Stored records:
>> BEGIN

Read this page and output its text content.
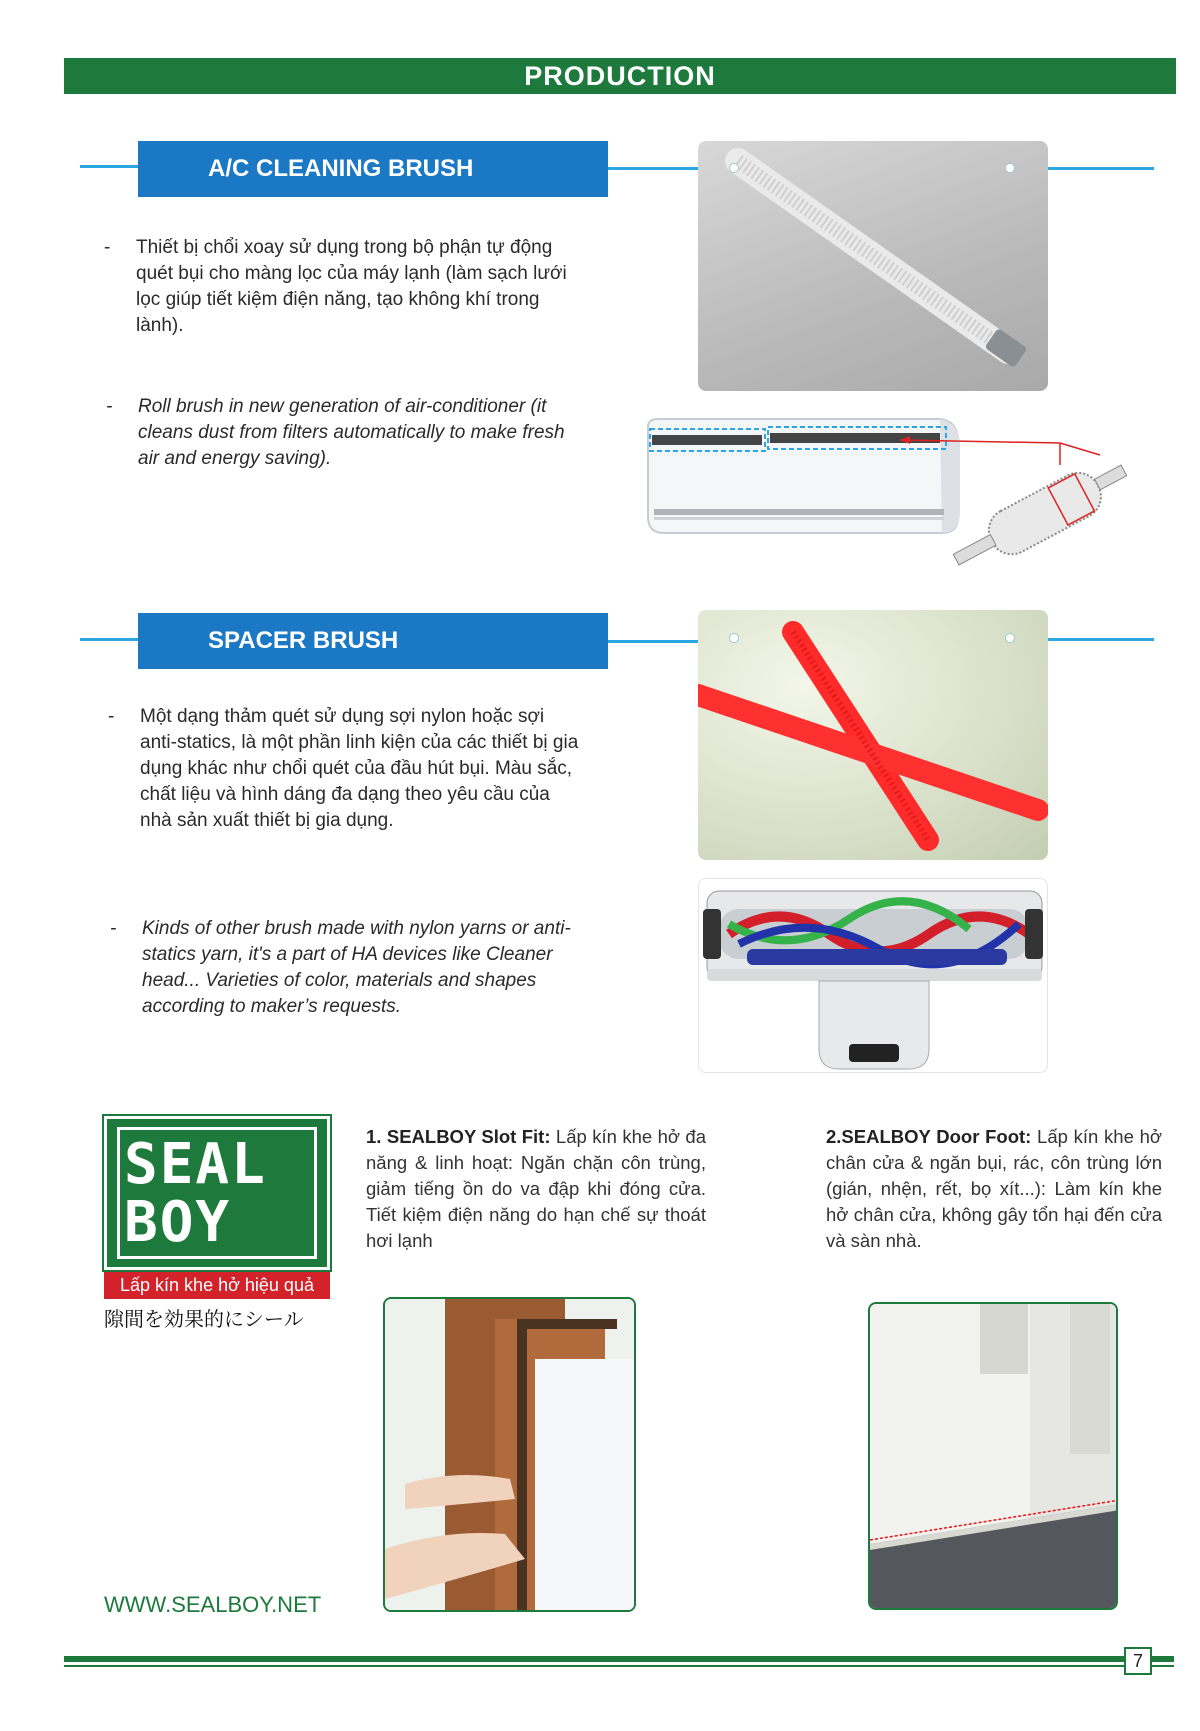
PRODUCTION
A/C CLEANING BRUSH
- Thiết bị chổi xoay sử dụng trong bộ phận tự động quét bụi cho màng lọc của máy lạnh (làm sạch lưới lọc giúp tiết kiệm điện năng, tạo không khí trong lành).
- Roll brush in new generation of air-conditioner (it cleans dust from filters automatically to make fresh air and energy saving).
SPACER BRUSH
- Một dạng thảm quét sử dụng sợi nylon hoặc sợi anti-statics, là một phần linh kiện của các thiết bị gia dụng khác như chổi quét của đầu hút bụi. Màu sắc, chất liệu và hình dáng đa dạng theo yêu cầu của nhà sản xuất thiết bị gia dụng.
- Kinds of other brush made with nylon yarns or anti-statics yarn, it's a part of HA devices like Cleaner head... Varieties of color, materials and shapes according to maker’s requests.
SEAL BOY
Lấp kín khe hở hiệu quả
隙間を効果的にシール
1. SEALBOY Slot Fit: Lấp kín khe hở đa năng & linh hoạt: Ngăn chặn côn trùng, giảm tiếng ồn do va đập khi đóng cửa. Tiết kiệm điện năng do hạn chế sự thoát hơi lạnh
2.SEALBOY Door Foot: Lấp kín khe hở chân cửa & ngăn bụi, rác, côn trùng lớn (gián, nhện, rết, bọ xít...): Làm kín khe hở chân cửa, không gây tổn hại đến cửa và sàn nhà.
WWW.SEALBOY.NET
7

>> END

What the task requires ->
Return all of the entries exactly as written, but drop any pictures they hold.

Answer to this task ->
Read this page and output its text content.
PRODUCTION
A/C CLEANING BRUSH
- Thiết bị chổi xoay sử dụng trong bộ phận tự động quét bụi cho màng lọc của máy lạnh (làm sạch lưới lọc giúp tiết kiệm điện năng, tạo không khí trong lành).
- Roll brush in new generation of air-conditioner (it cleans dust from filters automatically to make fresh air and energy saving).
SPACER BRUSH
- Một dạng thảm quét sử dụng sợi nylon hoặc sợi anti-statics, là một phần linh kiện của các thiết bị gia dụng khác như chổi quét của đầu hút bụi. Màu sắc, chất liệu và hình dáng đa dạng theo yêu cầu của nhà sản xuất thiết bị gia dụng.
- Kinds of other brush made with nylon yarns or anti-statics yarn, it's a part of HA devices like Cleaner head... Varieties of color, materials and shapes according to maker’s requests.
SEAL BOY
Lấp kín khe hở hiệu quả
隙間を効果的にシール
1. SEALBOY Slot Fit: Lấp kín khe hở đa năng & linh hoạt: Ngăn chặn côn trùng, giảm tiếng ồn do va đập khi đóng cửa. Tiết kiệm điện năng do hạn chế sự thoát hơi lạnh
2.SEALBOY Door Foot: Lấp kín khe hở chân cửa & ngăn bụi, rác, côn trùng lớn (gián, nhện, rết, bọ xít...): Làm kín khe hở chân cửa, không gây tổn hại đến cửa và sàn nhà.
WWW.SEALBOY.NET
7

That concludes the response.